## Exercise goal
Search the listing for the string "UPDATED" and copy every line that contains it.

## Dataset
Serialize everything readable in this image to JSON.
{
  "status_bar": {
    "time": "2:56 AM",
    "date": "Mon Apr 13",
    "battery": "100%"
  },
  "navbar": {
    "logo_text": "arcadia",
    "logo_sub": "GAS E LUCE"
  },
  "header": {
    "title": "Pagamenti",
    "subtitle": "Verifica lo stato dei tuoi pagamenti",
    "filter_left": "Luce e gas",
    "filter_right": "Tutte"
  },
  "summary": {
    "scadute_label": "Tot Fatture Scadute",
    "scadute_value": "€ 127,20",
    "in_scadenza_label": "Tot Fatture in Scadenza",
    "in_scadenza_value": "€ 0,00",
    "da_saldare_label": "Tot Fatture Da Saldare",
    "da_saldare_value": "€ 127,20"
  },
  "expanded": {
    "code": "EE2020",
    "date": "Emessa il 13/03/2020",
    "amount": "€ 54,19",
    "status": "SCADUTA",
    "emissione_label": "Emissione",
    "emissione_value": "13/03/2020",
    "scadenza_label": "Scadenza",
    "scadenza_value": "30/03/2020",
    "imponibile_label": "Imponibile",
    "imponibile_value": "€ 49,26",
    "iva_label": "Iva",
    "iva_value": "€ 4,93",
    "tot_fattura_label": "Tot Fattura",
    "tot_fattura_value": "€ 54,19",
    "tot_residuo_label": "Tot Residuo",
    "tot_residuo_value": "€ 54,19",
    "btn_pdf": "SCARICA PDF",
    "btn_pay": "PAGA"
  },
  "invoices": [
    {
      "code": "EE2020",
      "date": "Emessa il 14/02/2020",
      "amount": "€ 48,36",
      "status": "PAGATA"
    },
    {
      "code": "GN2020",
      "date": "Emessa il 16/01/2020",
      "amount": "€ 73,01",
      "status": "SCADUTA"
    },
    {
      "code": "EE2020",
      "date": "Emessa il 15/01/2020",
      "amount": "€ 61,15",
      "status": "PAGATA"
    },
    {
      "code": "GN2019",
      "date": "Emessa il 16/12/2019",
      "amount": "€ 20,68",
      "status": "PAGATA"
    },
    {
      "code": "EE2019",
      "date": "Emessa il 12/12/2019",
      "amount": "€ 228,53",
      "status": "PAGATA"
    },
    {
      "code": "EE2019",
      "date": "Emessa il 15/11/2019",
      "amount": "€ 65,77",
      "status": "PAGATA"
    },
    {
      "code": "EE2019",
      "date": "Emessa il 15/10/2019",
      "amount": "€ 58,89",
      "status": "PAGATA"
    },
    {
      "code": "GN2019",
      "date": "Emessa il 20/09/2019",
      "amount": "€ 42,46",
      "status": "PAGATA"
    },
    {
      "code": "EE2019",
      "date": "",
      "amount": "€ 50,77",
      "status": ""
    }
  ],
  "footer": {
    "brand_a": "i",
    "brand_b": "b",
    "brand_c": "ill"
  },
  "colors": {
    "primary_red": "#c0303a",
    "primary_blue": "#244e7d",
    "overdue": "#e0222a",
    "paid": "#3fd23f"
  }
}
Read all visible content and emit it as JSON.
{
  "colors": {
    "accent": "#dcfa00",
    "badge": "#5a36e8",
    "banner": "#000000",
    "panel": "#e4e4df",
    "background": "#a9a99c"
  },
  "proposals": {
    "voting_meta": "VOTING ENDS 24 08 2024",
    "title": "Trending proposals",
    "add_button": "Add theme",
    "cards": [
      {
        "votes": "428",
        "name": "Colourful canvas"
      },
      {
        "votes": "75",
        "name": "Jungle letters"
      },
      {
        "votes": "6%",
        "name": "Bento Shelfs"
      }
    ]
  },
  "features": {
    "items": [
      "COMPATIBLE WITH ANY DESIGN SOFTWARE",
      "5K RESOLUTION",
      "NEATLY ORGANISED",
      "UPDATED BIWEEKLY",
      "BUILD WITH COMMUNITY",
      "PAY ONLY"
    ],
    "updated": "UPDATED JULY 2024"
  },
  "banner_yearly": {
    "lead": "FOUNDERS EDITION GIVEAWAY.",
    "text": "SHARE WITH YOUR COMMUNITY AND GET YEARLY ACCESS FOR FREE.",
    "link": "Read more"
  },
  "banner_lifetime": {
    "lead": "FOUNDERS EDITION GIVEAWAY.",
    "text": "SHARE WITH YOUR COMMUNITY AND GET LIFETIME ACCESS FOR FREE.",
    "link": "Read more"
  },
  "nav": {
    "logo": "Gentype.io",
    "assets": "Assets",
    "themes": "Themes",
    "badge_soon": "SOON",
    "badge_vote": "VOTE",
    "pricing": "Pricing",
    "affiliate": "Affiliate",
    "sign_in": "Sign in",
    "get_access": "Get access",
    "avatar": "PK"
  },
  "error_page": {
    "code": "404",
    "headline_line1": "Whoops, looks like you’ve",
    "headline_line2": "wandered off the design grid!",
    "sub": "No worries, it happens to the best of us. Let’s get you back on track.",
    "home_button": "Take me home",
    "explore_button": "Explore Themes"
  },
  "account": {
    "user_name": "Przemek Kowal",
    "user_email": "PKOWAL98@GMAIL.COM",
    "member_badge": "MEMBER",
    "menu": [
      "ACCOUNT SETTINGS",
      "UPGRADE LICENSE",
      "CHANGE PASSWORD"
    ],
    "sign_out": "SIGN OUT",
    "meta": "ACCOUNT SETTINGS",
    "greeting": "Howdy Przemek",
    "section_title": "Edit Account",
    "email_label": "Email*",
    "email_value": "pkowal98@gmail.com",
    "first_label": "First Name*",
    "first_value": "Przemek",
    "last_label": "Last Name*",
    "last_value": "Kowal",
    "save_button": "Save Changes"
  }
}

## Written answer
      "UPDATED BIWEEKLY",
    "updated": "UPDATED JULY 2024"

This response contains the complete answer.